EXERCISE =>
From the records, pick out and copy each line containing "رمضان".
◇ ◇ ◇ ◇ ◇ ◇ ◇
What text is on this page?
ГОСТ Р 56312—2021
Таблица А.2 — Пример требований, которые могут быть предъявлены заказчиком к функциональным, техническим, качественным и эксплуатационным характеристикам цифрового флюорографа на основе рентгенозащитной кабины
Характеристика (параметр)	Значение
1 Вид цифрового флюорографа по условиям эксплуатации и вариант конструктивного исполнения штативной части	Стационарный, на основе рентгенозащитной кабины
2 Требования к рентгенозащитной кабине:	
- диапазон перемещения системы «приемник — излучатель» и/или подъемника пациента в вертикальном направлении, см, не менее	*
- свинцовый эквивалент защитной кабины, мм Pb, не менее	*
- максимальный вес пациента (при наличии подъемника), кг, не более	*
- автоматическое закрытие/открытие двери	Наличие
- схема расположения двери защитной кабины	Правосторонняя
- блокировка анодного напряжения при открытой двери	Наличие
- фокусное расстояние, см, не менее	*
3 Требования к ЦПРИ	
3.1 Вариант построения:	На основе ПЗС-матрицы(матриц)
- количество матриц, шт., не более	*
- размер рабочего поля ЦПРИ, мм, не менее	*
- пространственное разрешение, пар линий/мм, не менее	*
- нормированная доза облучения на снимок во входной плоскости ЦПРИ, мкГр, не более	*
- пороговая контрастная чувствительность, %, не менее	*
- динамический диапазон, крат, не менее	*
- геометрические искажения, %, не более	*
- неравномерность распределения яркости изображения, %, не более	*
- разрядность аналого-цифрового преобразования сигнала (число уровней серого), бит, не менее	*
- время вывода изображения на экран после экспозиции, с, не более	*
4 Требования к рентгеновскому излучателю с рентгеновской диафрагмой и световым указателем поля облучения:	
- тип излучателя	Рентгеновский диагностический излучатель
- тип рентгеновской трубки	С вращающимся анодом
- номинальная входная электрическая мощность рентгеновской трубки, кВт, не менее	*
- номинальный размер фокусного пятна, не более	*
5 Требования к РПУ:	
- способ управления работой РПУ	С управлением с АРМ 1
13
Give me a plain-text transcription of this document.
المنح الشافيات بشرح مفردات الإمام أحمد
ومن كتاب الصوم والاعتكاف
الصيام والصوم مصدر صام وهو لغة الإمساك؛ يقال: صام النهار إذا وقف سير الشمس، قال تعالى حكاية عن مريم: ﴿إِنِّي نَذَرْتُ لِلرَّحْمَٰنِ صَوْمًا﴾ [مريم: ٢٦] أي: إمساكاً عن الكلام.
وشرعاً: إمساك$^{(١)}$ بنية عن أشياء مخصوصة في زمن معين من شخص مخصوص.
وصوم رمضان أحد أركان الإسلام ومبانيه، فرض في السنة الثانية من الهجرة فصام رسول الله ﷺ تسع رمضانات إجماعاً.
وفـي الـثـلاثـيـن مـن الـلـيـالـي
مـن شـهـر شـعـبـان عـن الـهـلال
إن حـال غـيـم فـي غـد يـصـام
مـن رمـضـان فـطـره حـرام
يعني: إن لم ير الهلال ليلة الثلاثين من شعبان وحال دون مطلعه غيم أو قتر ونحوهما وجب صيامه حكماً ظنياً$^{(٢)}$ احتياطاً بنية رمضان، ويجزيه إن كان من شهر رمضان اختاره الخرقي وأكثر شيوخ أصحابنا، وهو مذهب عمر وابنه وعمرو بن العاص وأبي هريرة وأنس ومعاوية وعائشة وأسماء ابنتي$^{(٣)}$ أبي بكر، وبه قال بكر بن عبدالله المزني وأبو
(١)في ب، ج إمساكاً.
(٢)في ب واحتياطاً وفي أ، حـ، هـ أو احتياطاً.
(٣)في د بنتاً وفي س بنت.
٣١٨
◇ ◇ ◇ ◇ ◇ ◇ ◇
WRITTEN SOLUTION =>
وصوم رمضان أحد أركان الإسلام ومبانيه، فرض في السنة الثانية من الهجرة فصام رسول الله ﷺ تسع رمضانات إجماعاً.
يعني: إن لم ير الهلال ليلة الثلاثين من شعبان وحال دون مطلعه غيم أو قتر ونحوهما وجب صيامه حكماً ظنياً$^{(٢)}$ احتياطاً بنية رمضان، ويجزيه إن كان من شهر رمضان اختاره الخرقي وأكثر شيوخ أصحابنا، وهو مذهب عمر وابنه وعمرو بن العاص وأبي هريرة وأنس ومعاوية وعائشة وأسماء ابنتي$^{(٣)}$ أبي بكر، وبه قال بكر بن عبدالله المزني وأبو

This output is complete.